• [THE REQUEST]:
Can you transcribe the data exactly? Leave the pictures out.

>> Begin GIVEN INFORMATION

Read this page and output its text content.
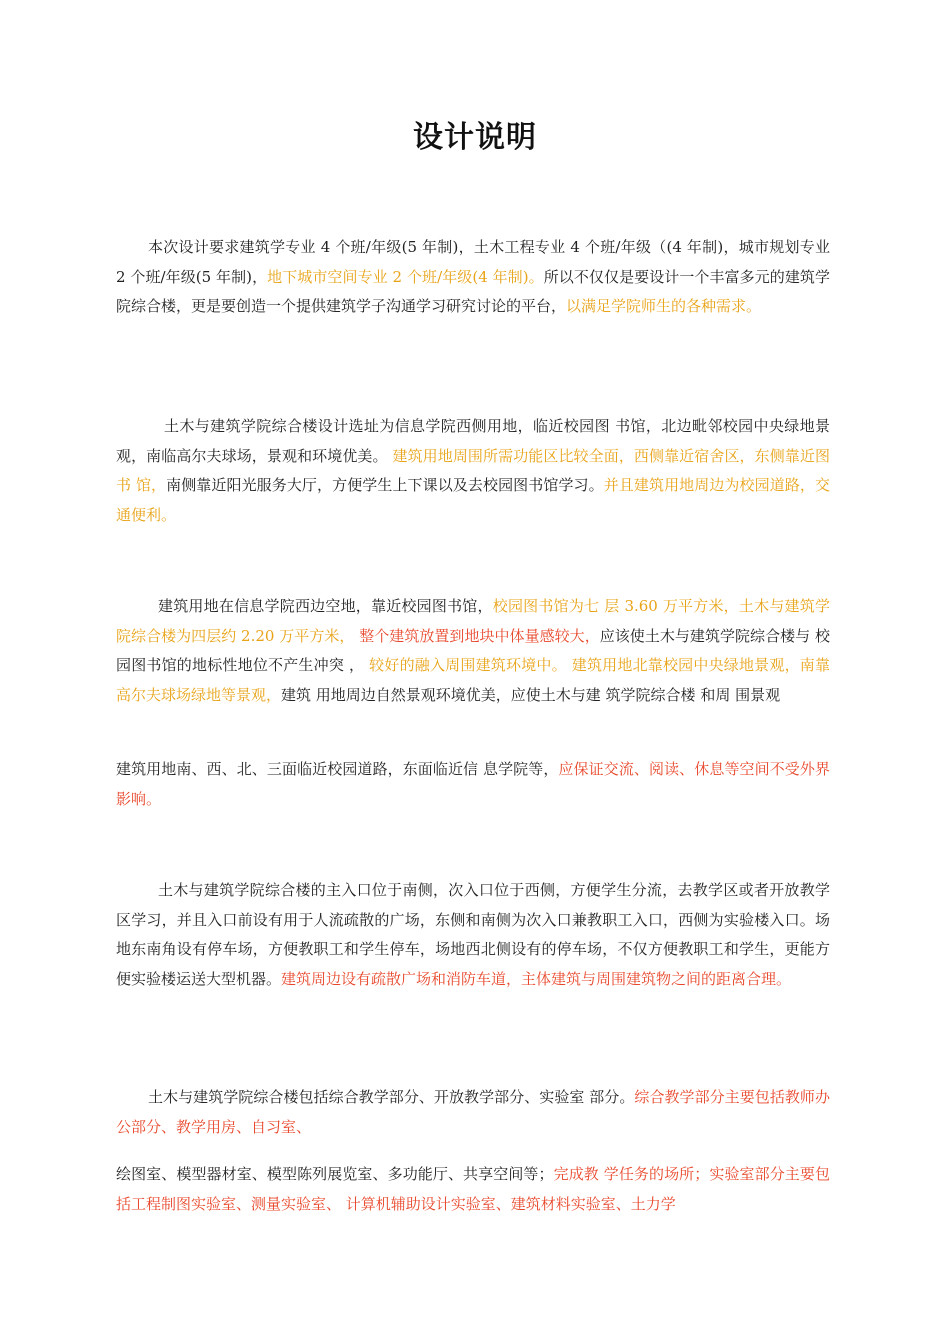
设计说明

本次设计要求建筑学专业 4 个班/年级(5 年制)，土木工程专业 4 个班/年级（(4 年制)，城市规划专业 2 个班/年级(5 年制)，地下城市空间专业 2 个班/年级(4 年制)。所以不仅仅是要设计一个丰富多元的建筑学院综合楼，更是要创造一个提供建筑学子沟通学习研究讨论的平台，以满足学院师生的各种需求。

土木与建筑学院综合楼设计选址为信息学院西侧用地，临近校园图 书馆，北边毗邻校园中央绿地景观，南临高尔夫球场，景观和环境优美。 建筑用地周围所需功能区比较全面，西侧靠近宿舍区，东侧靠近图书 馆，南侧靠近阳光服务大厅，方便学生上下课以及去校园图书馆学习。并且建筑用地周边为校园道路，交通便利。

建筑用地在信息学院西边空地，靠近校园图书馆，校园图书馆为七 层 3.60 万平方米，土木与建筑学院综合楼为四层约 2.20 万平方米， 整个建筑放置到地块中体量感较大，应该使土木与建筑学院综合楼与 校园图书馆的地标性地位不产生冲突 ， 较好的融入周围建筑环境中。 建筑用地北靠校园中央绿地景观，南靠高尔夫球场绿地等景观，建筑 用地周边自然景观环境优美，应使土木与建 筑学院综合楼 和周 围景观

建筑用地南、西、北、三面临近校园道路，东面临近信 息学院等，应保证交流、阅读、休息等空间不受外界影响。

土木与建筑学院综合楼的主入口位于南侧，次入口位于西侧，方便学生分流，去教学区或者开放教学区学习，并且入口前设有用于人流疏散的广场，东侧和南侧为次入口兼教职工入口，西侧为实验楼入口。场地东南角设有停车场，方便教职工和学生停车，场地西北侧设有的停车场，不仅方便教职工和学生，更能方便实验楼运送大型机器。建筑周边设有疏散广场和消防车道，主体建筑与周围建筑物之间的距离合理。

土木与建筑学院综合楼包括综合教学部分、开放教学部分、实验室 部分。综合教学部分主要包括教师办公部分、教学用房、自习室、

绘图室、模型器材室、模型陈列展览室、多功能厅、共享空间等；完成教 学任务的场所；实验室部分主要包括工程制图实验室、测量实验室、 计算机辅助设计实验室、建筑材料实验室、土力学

>> End GIVEN INFORMATION

• [COMPLETE OUTPUT]:
Read this page and output its text content.
设计说明

本次设计要求建筑学专业 4 个班/年级(5 年制)，土木工程专业 4 个班/年级（(4 年制)，城市规划专业 2 个班/年级(5 年制)，地下城市空间专业 2 个班/年级(4 年制)。所以不仅仅是要设计一个丰富多元的建筑学院综合楼，更是要创造一个提供建筑学子沟通学习研究讨论的平台，以满足学院师生的各种需求。

土木与建筑学院综合楼设计选址为信息学院西侧用地，临近校园图 书馆，北边毗邻校园中央绿地景观，南临高尔夫球场，景观和环境优美。 建筑用地周围所需功能区比较全面，西侧靠近宿舍区，东侧靠近图书 馆，南侧靠近阳光服务大厅，方便学生上下课以及去校园图书馆学习。并且建筑用地周边为校园道路，交通便利。

建筑用地在信息学院西边空地，靠近校园图书馆，校园图书馆为七 层 3.60 万平方米，土木与建筑学院综合楼为四层约 2.20 万平方米， 整个建筑放置到地块中体量感较大，应该使土木与建筑学院综合楼与 校园图书馆的地标性地位不产生冲突 ， 较好的融入周围建筑环境中。 建筑用地北靠校园中央绿地景观，南靠高尔夫球场绿地等景观，建筑 用地周边自然景观环境优美，应使土木与建 筑学院综合楼 和周 围景观

建筑用地南、西、北、三面临近校园道路，东面临近信 息学院等，应保证交流、阅读、休息等空间不受外界影响。

土木与建筑学院综合楼的主入口位于南侧，次入口位于西侧，方便学生分流，去教学区或者开放教学区学习，并且入口前设有用于人流疏散的广场，东侧和南侧为次入口兼教职工入口，西侧为实验楼入口。场地东南角设有停车场，方便教职工和学生停车，场地西北侧设有的停车场，不仅方便教职工和学生，更能方便实验楼运送大型机器。建筑周边设有疏散广场和消防车道，主体建筑与周围建筑物之间的距离合理。

土木与建筑学院综合楼包括综合教学部分、开放教学部分、实验室 部分。综合教学部分主要包括教师办公部分、教学用房、自习室、

绘图室、模型器材室、模型陈列展览室、多功能厅、共享空间等；完成教 学任务的场所；实验室部分主要包括工程制图实验室、测量实验室、 计算机辅助设计实验室、建筑材料实验室、土力学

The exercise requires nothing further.